=== Task prompt ===
Search the records below for the word "flag" and show every line where it occurs.

Records contained in a dataset:
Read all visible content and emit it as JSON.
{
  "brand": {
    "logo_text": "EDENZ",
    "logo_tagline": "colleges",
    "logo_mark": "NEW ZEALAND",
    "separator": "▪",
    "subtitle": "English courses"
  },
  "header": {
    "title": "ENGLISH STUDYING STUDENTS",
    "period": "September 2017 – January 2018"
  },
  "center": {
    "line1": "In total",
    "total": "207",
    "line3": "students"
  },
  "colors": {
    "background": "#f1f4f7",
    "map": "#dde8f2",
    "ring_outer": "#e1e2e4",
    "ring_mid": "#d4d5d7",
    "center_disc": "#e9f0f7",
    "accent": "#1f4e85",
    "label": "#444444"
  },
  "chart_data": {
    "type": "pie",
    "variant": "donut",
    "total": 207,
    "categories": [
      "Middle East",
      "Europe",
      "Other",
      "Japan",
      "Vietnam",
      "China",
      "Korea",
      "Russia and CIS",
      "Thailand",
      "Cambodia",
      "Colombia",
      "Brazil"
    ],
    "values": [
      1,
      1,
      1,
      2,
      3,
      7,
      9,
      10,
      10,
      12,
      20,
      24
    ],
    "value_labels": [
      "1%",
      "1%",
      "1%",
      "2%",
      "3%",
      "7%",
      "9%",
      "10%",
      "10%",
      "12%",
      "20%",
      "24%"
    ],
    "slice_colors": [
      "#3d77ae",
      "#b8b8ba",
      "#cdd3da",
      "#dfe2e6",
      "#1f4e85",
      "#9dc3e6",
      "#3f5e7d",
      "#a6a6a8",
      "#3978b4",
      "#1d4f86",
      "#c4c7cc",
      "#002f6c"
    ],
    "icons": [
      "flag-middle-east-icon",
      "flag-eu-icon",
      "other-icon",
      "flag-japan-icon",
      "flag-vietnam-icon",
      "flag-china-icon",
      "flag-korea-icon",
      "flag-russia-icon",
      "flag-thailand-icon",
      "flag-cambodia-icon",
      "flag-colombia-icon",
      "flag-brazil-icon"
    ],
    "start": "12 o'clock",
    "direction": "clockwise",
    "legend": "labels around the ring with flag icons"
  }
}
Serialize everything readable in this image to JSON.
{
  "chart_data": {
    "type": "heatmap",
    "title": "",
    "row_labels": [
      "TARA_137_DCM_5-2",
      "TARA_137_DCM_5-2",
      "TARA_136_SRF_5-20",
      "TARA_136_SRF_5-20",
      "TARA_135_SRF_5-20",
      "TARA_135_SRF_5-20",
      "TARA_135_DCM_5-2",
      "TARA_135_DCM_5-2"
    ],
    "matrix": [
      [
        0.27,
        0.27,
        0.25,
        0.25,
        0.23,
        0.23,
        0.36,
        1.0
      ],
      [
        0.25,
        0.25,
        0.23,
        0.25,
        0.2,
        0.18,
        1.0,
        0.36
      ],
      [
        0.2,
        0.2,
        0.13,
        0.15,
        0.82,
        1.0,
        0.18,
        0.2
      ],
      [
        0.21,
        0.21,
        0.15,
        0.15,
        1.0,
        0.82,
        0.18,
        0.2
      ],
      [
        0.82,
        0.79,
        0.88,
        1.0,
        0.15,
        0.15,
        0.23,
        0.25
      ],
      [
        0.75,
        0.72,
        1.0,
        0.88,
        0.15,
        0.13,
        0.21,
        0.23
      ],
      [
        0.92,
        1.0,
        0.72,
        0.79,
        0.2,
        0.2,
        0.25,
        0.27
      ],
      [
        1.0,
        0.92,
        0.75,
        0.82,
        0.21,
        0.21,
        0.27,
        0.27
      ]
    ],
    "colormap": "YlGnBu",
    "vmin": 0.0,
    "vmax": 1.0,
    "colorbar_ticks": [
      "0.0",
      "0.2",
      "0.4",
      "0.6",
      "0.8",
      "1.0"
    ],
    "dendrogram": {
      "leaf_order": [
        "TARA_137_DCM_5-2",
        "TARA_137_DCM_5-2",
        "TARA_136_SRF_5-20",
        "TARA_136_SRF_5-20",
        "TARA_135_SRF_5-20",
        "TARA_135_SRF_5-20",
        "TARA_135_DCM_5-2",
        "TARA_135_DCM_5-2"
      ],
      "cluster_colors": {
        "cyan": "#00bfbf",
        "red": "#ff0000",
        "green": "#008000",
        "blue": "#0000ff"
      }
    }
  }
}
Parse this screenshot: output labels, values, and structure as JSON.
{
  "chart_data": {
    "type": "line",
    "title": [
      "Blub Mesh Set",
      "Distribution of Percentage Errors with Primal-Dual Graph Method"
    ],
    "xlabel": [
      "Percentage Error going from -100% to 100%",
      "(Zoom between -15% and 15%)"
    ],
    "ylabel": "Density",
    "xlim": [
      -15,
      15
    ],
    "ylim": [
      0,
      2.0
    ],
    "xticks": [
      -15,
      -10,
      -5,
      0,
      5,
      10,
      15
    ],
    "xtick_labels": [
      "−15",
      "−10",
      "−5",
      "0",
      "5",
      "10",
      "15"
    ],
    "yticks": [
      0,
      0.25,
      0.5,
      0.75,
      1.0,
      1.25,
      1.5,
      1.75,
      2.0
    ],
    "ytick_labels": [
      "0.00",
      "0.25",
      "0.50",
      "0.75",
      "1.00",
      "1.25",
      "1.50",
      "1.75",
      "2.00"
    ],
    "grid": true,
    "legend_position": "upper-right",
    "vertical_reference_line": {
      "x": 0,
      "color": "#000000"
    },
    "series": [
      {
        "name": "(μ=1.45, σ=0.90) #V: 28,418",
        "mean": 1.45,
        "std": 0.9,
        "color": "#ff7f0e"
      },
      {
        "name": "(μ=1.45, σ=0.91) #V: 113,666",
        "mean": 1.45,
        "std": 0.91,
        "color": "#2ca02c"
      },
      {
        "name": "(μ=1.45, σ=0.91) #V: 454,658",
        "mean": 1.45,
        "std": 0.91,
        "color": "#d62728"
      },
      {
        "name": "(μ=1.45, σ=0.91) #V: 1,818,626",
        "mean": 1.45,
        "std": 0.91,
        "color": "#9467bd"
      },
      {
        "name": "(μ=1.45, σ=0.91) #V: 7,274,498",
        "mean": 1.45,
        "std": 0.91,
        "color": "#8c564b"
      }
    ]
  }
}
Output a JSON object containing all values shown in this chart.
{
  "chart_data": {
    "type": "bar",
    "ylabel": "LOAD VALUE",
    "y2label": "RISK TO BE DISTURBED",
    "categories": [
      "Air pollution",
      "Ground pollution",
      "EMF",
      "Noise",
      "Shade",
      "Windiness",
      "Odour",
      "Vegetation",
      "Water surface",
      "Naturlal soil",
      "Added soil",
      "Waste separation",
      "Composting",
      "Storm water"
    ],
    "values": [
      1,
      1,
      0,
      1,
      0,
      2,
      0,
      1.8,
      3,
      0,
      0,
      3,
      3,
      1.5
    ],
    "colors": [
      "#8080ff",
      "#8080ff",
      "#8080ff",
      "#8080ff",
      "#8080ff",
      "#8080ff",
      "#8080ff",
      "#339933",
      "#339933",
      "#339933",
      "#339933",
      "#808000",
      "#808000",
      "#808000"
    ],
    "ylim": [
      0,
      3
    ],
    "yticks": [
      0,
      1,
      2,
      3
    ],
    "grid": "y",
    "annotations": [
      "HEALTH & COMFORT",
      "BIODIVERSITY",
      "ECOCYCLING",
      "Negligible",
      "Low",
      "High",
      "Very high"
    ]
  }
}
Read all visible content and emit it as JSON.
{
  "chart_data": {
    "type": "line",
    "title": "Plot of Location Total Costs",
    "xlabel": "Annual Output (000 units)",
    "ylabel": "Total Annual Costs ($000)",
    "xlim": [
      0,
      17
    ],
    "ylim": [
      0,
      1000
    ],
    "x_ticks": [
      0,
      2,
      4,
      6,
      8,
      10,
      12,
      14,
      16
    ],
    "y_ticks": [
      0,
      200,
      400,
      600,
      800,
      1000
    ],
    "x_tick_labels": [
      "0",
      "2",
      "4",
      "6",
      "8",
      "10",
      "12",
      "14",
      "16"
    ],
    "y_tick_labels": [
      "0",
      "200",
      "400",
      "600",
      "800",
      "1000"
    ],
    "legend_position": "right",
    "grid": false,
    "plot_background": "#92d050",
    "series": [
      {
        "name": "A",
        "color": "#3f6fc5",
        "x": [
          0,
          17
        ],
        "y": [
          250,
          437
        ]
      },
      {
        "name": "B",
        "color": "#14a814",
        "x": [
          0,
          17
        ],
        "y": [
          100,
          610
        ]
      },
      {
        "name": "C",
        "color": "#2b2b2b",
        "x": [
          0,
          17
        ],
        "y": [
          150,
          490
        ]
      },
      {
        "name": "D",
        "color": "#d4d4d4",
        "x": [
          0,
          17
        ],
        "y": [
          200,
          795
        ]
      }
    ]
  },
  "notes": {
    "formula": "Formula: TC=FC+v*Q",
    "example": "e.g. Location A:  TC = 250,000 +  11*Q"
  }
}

=== The output ===
      "flag-middle-east-icon",
      "flag-eu-icon",
      "flag-japan-icon",
      "flag-vietnam-icon",
      "flag-china-icon",
      "flag-korea-icon",
      "flag-russia-icon",
      "flag-thailand-icon",
      "flag-cambodia-icon",
      "flag-colombia-icon",
      "flag-brazil-icon"
    "legend": "labels around the ring with flag icons"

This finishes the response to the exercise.